» GOAL:
Do any lines in the data below contain "الرابع"? If so, copy every one of them.

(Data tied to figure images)
────

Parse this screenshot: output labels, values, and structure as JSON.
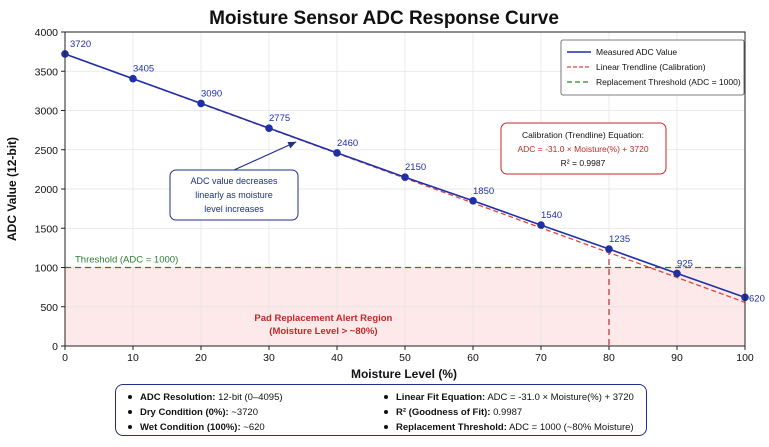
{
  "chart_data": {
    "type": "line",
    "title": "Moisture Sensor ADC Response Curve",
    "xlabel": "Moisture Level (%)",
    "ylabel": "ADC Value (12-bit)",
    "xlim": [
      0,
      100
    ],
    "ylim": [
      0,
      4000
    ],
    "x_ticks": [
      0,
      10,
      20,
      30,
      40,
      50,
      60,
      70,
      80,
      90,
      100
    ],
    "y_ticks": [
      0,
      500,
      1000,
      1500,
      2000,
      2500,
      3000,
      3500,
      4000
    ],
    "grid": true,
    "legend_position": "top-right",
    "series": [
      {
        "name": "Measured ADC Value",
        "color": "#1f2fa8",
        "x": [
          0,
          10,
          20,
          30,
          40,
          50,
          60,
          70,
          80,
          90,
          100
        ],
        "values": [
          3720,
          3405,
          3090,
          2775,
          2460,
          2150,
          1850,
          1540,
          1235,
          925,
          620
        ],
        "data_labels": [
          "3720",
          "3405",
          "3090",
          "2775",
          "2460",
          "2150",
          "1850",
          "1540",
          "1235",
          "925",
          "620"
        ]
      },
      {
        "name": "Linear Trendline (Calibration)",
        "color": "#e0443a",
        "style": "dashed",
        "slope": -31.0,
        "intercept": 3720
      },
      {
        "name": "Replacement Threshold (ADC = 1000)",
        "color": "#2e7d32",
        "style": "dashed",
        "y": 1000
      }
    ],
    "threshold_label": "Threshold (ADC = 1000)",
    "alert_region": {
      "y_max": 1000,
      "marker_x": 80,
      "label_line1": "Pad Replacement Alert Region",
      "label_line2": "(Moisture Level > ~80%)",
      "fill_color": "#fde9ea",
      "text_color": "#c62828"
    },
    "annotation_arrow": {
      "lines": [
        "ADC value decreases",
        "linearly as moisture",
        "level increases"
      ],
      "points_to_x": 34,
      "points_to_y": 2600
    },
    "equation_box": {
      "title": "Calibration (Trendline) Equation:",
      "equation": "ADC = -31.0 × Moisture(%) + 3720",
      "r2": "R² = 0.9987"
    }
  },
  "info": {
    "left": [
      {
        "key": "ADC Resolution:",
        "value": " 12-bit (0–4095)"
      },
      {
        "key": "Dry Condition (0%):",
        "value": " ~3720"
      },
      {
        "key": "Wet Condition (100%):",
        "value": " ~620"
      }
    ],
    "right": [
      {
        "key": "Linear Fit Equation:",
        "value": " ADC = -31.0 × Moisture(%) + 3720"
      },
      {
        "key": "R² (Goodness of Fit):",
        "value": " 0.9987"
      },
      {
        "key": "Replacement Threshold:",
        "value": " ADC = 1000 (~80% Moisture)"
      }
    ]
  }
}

────

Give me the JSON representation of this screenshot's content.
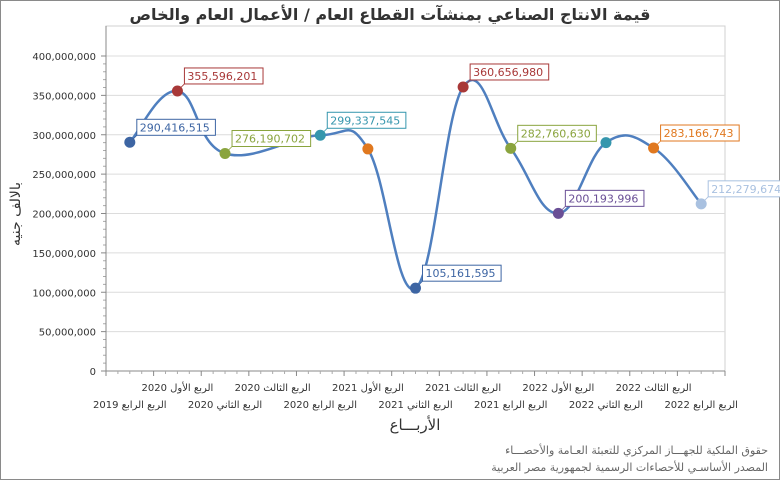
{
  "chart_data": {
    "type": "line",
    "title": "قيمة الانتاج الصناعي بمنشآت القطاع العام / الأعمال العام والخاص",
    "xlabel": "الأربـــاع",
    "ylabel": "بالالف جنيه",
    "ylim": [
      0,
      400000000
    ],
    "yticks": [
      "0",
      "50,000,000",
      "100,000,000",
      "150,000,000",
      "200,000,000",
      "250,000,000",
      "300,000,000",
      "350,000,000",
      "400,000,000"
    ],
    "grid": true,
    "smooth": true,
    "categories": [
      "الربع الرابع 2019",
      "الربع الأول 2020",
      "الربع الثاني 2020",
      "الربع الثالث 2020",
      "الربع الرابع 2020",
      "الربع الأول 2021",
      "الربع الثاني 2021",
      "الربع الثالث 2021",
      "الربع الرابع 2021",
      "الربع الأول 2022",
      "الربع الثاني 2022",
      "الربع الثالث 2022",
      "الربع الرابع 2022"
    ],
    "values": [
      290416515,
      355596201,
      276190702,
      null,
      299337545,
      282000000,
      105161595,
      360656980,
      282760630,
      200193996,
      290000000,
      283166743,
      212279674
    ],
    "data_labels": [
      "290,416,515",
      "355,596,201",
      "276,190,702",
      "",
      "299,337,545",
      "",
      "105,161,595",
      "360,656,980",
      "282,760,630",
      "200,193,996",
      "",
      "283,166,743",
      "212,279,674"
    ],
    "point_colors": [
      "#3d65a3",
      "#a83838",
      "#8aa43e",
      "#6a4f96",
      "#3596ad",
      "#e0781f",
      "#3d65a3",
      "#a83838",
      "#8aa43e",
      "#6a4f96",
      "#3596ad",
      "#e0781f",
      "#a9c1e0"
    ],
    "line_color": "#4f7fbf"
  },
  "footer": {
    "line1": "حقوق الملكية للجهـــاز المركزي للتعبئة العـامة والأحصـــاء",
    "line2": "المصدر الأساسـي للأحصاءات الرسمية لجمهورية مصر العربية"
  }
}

────

» REPLY:
      "الربع الرابع 2019",
      "الربع الرابع 2020",
      "الربع الرابع 2021",
      "الربع الرابع 2022"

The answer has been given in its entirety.